--- Given records ---

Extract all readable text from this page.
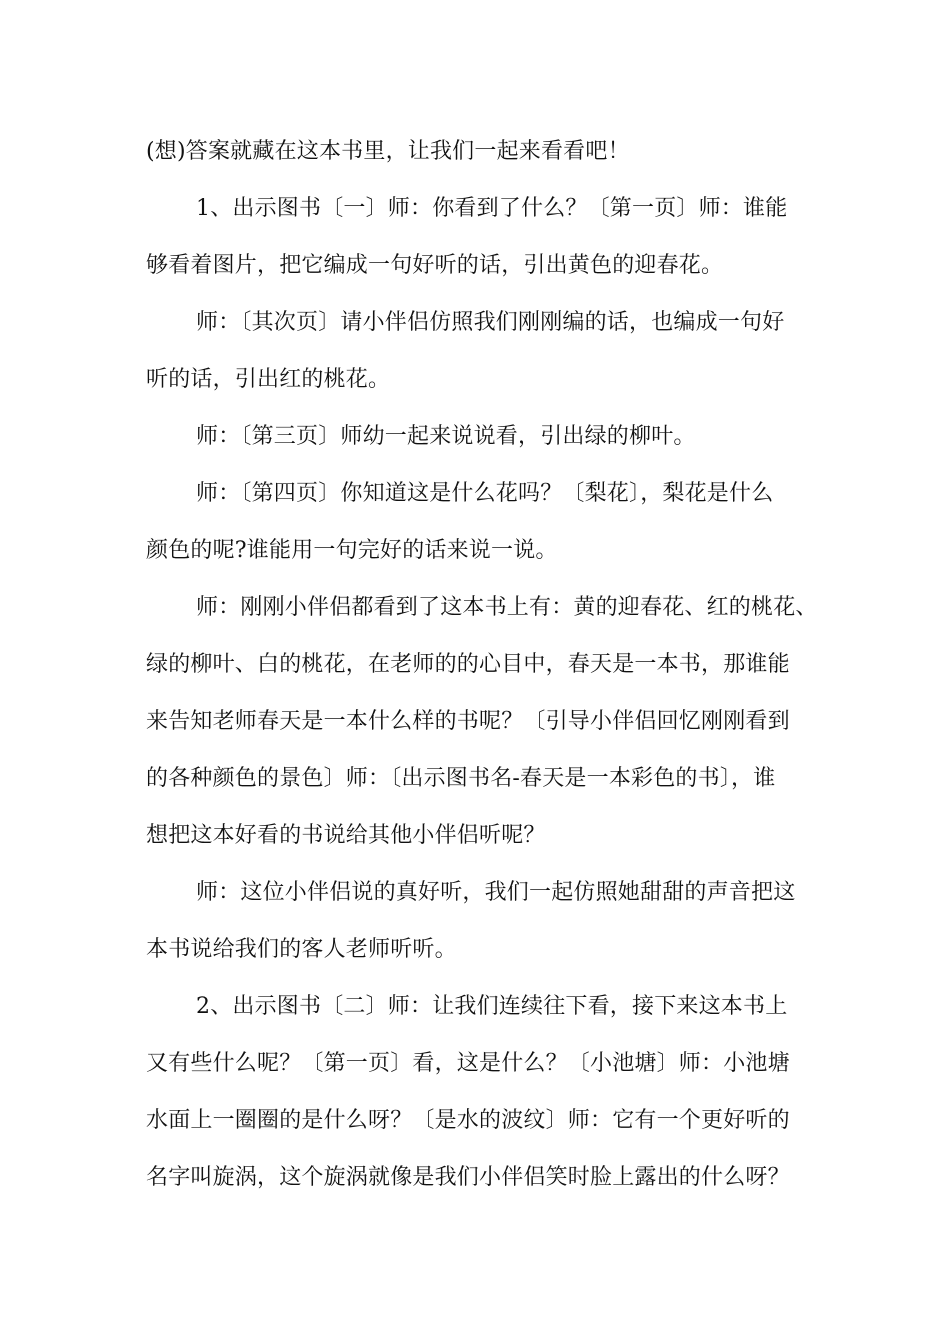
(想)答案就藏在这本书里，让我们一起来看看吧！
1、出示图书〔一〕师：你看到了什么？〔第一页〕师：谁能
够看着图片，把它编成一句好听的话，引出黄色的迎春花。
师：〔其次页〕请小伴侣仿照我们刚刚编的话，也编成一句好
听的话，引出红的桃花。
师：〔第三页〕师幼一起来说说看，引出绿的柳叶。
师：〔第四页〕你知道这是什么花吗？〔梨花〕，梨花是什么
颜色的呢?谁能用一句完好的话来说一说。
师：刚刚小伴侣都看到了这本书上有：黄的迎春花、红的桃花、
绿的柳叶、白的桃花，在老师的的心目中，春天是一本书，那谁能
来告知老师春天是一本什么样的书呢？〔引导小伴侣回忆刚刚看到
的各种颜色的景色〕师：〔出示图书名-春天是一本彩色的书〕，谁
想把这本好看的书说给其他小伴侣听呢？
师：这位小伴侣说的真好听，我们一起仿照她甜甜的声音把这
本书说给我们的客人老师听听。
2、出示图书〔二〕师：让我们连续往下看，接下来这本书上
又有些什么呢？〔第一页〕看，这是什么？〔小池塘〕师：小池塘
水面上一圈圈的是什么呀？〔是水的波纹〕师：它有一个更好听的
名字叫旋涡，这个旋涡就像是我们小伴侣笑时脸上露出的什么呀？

---
--- Given records ---

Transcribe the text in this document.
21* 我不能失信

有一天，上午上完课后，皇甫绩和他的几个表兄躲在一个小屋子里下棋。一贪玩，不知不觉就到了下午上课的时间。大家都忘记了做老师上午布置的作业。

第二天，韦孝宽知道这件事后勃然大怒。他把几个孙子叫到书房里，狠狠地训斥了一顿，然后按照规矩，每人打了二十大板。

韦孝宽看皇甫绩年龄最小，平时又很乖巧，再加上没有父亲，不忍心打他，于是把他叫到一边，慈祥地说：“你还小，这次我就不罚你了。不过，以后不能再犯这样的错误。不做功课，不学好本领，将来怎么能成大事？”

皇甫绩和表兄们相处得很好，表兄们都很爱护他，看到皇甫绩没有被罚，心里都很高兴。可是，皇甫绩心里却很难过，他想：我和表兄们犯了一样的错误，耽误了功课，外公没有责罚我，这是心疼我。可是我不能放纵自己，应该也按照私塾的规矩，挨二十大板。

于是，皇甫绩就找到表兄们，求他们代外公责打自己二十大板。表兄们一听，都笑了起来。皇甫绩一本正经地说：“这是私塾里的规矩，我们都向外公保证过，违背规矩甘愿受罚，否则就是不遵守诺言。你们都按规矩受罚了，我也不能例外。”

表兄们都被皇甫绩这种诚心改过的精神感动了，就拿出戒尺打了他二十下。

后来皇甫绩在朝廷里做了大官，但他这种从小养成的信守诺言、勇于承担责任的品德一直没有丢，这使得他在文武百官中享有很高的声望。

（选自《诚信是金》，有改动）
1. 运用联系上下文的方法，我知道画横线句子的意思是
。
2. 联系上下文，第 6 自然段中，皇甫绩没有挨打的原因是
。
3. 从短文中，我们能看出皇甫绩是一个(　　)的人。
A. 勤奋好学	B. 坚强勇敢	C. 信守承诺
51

---
--- Given records ---

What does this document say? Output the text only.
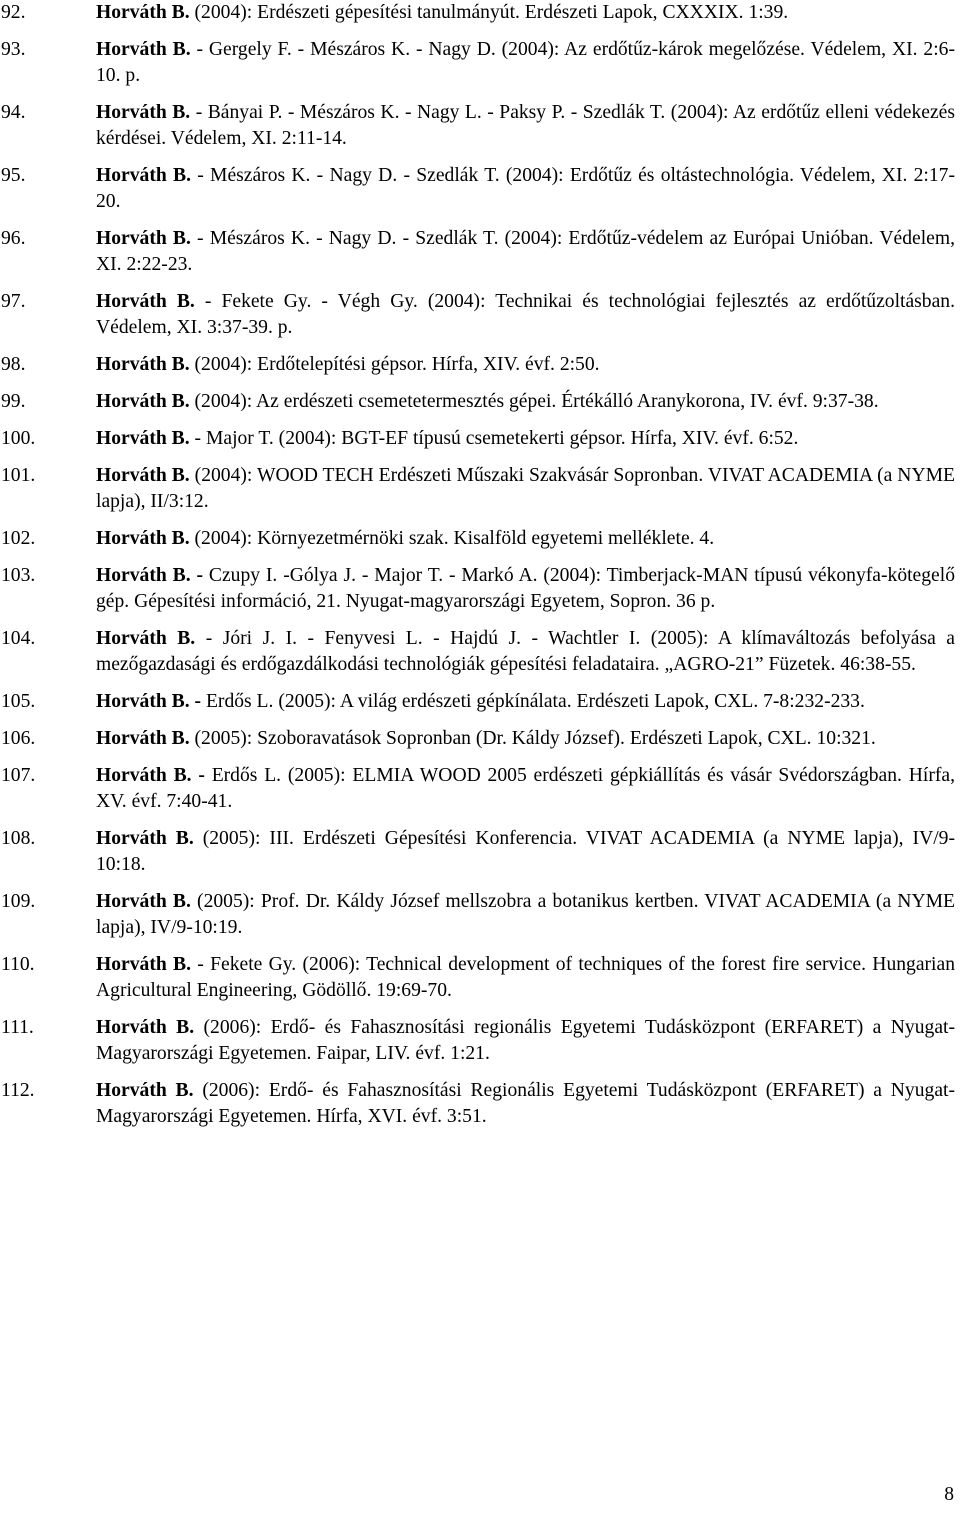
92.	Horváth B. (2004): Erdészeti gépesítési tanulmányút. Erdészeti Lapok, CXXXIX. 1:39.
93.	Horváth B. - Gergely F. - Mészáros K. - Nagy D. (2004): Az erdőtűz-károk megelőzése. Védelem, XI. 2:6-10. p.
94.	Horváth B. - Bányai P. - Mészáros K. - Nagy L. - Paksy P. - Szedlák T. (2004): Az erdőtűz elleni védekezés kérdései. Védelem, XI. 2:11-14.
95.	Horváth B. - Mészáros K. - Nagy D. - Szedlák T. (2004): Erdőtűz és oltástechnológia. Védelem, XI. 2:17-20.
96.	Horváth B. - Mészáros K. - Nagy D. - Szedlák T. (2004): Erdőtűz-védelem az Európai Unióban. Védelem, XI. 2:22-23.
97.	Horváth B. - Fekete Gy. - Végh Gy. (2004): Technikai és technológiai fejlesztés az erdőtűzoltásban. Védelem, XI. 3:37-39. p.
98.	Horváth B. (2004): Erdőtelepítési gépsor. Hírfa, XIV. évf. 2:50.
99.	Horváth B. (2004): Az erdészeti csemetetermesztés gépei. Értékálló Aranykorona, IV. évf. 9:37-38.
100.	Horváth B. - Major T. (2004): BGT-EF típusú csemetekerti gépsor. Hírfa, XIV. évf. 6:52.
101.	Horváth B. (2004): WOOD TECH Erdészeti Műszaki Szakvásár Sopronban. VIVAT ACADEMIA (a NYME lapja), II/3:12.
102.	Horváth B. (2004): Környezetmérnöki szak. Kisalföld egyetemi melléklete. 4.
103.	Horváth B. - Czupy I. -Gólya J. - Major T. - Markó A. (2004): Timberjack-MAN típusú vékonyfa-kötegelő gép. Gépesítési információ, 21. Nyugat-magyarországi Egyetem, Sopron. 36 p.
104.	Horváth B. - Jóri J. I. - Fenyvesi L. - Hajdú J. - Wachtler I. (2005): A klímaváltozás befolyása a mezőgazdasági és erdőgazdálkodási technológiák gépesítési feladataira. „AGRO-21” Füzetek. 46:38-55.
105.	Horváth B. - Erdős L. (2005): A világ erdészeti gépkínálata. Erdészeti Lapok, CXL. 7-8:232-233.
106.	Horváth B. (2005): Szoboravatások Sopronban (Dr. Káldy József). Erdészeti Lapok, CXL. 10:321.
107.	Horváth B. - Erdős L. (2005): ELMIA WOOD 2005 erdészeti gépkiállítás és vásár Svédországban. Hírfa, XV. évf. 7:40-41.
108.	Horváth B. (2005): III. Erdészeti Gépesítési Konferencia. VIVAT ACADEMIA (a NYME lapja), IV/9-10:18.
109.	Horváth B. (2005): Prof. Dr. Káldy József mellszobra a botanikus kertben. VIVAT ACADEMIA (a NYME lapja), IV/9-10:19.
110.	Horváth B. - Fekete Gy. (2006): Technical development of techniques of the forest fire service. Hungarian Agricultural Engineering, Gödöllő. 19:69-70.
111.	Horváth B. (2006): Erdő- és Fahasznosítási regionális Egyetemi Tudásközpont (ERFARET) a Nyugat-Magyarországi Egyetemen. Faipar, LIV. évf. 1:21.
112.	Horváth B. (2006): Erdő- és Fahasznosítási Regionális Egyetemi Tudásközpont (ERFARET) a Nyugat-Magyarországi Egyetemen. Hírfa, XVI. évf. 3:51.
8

---

Your goal:
Copy out all lines above that include the string "Tudásközpont".

Result for this task:
111.	Horváth B. (2006): Erdő- és Fahasznosítási regionális Egyetemi Tudásközpont (ERFARET) a Nyugat-Magyarországi Egyetemen. Faipar, LIV. évf. 1:21.
112.	Horváth B. (2006): Erdő- és Fahasznosítási Regionális Egyetemi Tudásközpont (ERFARET) a Nyugat-Magyarországi Egyetemen. Hírfa, XVI. évf. 3:51.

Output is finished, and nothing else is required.